--- ACTIVITY ---
Please copy out every line in the records below that includes the word "Bohemia".

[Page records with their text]
= = =
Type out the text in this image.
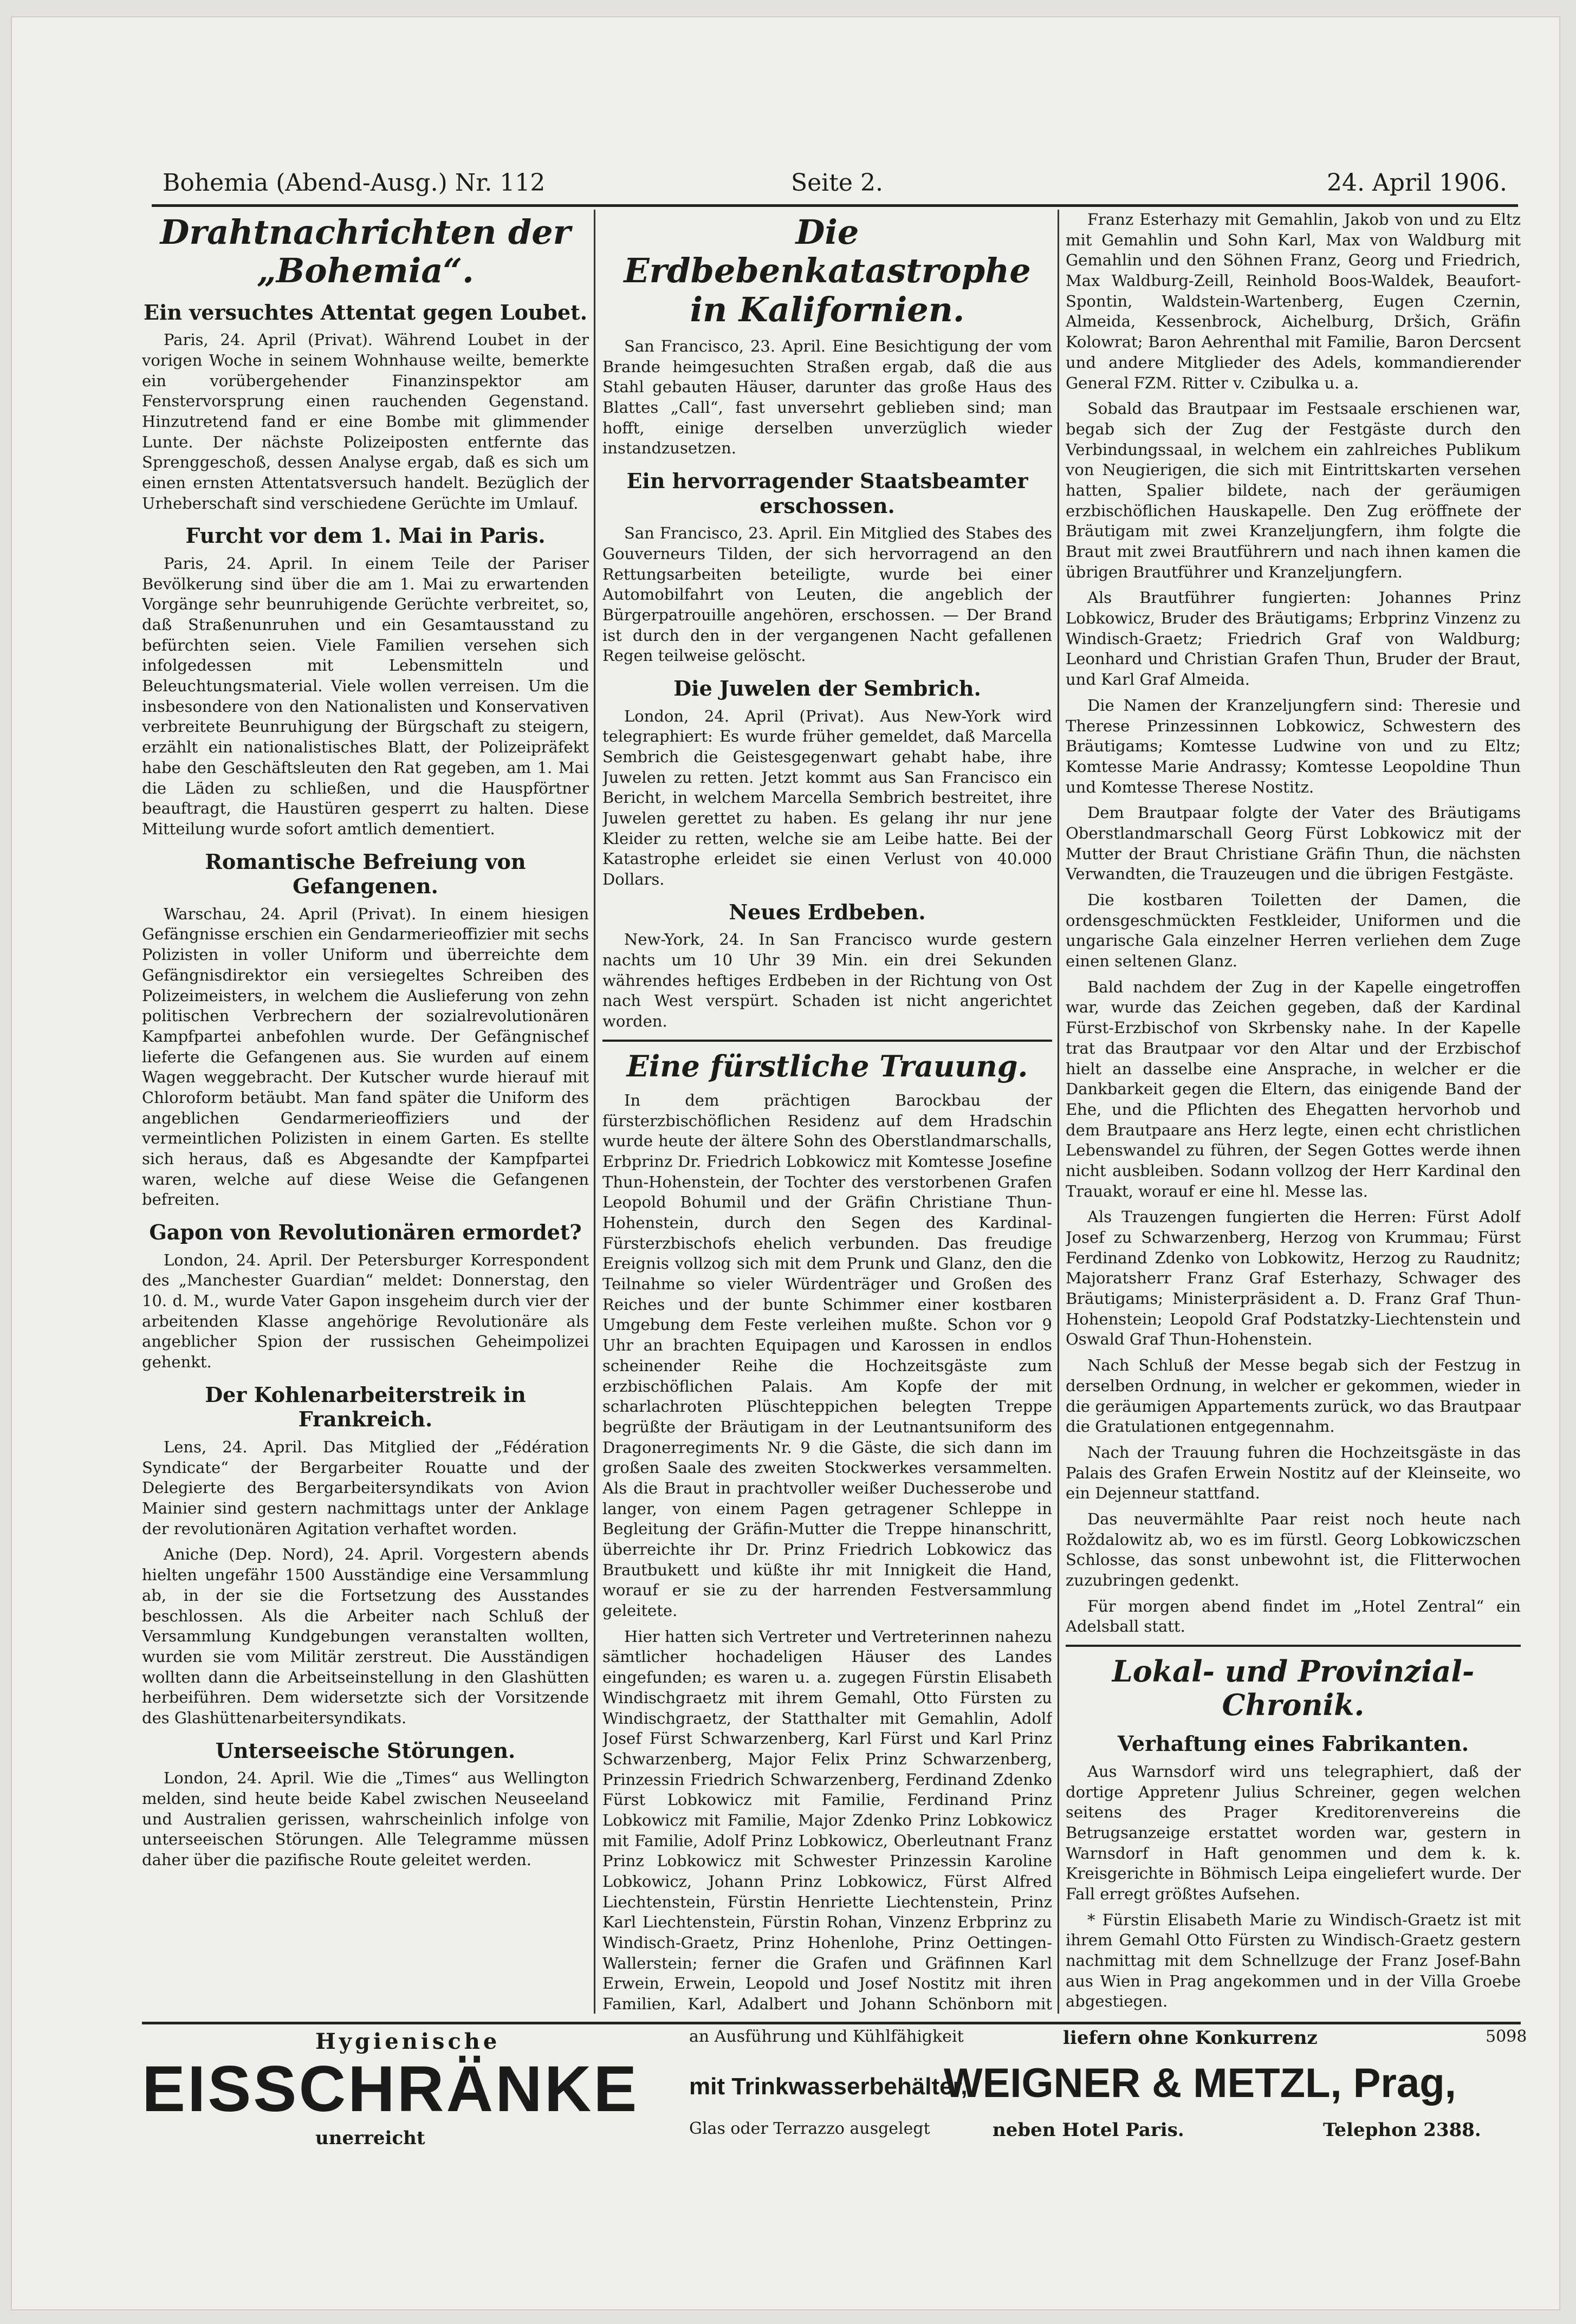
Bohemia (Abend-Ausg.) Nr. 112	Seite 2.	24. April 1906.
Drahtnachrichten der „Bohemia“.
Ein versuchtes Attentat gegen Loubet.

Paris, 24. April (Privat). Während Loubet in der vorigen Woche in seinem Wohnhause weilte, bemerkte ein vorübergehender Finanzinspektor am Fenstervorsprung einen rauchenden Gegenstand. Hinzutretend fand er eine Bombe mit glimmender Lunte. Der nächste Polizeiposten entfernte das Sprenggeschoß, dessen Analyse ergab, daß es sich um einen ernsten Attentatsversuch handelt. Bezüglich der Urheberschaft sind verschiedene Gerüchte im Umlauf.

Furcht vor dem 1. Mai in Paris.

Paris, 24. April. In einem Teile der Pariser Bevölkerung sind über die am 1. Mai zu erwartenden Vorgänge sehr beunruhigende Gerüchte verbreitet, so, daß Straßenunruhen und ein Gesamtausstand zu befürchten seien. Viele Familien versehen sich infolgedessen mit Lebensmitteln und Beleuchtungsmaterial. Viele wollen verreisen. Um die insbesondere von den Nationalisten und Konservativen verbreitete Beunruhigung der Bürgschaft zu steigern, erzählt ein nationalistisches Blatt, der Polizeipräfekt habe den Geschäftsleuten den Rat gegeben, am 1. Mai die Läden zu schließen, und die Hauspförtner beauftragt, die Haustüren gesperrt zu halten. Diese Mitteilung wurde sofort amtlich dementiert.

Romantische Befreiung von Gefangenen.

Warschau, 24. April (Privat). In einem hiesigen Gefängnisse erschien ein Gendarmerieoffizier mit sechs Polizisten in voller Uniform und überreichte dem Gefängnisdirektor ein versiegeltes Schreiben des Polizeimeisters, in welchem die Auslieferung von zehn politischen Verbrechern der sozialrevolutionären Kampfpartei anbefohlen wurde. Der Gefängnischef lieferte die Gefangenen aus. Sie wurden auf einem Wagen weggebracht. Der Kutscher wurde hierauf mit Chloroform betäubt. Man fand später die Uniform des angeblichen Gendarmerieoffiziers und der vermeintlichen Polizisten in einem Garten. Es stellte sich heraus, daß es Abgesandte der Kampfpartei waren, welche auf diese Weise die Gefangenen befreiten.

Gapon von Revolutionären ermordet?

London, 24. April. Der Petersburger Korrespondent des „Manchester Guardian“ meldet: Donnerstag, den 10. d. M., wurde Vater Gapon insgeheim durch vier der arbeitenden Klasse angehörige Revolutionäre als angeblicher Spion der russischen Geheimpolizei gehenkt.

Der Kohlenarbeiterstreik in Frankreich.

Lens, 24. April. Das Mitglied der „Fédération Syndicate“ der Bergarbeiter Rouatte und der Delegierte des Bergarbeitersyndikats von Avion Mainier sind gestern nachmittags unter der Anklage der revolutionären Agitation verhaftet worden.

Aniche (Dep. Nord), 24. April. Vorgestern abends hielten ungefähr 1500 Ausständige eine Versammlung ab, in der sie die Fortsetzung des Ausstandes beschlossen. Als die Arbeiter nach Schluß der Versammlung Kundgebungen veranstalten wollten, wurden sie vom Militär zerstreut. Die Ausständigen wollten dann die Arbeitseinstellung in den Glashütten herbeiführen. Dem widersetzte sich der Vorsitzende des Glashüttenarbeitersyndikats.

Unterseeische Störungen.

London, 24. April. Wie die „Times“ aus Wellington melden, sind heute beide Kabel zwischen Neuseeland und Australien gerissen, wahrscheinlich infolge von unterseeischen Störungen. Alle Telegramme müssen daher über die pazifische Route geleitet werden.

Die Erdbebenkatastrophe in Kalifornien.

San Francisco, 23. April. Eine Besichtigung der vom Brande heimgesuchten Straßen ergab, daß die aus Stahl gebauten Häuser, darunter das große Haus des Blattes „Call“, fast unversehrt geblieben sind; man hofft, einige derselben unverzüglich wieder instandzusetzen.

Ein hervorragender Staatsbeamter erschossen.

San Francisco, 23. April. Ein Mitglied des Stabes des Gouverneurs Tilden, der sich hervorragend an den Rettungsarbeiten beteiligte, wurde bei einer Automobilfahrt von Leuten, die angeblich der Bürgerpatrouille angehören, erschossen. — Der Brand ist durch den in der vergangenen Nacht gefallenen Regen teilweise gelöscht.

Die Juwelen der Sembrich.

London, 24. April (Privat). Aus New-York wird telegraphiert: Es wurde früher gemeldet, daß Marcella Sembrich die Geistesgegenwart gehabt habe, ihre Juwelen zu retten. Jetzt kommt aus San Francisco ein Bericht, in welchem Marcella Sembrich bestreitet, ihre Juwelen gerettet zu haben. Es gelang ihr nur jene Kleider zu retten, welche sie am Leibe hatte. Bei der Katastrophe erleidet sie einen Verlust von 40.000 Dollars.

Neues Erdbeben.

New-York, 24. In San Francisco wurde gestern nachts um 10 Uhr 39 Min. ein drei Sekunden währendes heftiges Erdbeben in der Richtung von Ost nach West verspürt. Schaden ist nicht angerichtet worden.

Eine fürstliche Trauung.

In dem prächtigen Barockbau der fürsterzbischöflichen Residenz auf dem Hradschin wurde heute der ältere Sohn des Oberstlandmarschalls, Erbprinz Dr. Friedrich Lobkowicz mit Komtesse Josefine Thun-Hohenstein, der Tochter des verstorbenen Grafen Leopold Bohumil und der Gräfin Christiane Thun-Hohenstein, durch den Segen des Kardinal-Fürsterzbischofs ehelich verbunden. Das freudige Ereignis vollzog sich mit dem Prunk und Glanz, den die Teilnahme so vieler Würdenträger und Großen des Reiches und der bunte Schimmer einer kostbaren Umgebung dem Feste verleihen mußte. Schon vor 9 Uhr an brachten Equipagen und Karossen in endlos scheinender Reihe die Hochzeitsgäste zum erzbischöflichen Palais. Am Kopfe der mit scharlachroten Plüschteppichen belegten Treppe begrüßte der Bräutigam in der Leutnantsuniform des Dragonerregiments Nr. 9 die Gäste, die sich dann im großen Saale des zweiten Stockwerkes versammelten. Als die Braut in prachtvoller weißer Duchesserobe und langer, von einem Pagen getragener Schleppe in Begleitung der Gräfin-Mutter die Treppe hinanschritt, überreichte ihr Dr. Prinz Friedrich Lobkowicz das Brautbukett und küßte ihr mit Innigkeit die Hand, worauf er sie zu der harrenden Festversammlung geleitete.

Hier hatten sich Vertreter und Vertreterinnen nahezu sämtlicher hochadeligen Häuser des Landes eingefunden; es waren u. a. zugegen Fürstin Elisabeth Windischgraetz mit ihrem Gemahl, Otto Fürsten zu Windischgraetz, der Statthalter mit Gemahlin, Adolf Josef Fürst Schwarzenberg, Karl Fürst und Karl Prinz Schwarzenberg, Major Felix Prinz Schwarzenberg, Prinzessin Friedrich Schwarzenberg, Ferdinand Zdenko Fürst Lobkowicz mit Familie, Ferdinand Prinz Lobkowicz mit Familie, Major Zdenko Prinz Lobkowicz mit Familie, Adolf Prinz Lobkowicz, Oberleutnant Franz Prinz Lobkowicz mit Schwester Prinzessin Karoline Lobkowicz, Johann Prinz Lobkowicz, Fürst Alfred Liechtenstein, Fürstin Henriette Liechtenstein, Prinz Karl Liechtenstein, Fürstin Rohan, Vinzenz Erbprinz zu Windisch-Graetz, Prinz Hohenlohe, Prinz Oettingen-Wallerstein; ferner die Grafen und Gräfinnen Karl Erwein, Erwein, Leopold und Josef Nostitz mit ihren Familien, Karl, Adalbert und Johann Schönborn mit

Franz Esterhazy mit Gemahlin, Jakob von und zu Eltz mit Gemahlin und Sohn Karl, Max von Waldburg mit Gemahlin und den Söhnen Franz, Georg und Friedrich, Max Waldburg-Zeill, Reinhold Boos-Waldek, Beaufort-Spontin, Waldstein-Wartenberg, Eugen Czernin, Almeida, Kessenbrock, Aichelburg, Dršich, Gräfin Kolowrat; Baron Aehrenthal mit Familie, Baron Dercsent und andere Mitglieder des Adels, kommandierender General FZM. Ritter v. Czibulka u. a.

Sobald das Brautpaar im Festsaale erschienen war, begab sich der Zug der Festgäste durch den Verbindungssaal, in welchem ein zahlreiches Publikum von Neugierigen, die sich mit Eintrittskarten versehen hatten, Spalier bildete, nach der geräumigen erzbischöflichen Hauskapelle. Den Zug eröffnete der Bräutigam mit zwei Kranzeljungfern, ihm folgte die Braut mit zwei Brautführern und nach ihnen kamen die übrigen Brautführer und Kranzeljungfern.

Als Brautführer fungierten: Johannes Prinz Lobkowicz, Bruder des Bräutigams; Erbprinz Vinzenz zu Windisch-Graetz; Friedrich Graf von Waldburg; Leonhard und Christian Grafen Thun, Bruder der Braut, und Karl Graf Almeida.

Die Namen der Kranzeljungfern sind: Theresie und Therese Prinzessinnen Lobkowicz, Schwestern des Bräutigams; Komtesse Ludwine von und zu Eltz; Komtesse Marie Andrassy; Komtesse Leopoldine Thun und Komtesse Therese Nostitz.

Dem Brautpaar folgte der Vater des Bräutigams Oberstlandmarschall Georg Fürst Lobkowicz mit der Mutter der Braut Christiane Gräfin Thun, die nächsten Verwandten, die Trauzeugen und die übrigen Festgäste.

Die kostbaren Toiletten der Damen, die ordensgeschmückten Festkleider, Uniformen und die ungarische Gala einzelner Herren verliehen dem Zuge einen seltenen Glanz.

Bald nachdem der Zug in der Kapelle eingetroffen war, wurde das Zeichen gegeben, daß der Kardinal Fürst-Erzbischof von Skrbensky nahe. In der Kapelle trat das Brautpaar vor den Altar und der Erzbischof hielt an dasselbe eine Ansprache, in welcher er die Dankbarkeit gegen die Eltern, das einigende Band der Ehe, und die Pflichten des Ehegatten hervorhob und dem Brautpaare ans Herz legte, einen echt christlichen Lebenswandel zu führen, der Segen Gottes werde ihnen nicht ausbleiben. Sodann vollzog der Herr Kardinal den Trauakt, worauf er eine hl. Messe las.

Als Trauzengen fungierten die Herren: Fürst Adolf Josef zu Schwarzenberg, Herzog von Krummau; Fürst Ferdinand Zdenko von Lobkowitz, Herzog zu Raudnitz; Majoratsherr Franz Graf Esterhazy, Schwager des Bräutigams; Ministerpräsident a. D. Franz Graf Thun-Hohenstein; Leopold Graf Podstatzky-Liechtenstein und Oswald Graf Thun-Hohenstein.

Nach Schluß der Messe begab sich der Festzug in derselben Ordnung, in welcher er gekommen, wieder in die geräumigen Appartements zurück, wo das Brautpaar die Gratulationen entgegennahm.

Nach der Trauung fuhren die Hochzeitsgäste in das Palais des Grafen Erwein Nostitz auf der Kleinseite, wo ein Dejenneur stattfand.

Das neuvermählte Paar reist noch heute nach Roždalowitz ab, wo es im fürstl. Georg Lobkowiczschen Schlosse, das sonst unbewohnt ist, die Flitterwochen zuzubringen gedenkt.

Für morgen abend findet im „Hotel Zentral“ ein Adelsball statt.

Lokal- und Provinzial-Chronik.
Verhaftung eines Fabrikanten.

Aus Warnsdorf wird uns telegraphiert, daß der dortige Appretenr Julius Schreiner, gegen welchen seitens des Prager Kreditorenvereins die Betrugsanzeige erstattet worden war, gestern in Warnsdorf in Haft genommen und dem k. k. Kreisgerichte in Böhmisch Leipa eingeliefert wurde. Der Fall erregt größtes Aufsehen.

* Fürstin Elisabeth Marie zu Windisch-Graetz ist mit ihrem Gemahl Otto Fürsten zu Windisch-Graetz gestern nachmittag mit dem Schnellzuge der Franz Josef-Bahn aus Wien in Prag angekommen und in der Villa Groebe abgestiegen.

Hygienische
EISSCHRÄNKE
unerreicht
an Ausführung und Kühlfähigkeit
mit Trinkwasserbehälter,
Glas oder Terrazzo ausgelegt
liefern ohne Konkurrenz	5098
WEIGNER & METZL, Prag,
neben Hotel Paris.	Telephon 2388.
= = =
--- PROBLEM SOLUTION ---
Bohemia (Abend-Ausg.) Nr. 112	Seite 2.	24. April 1906.
Drahtnachrichten der „Bohemia“.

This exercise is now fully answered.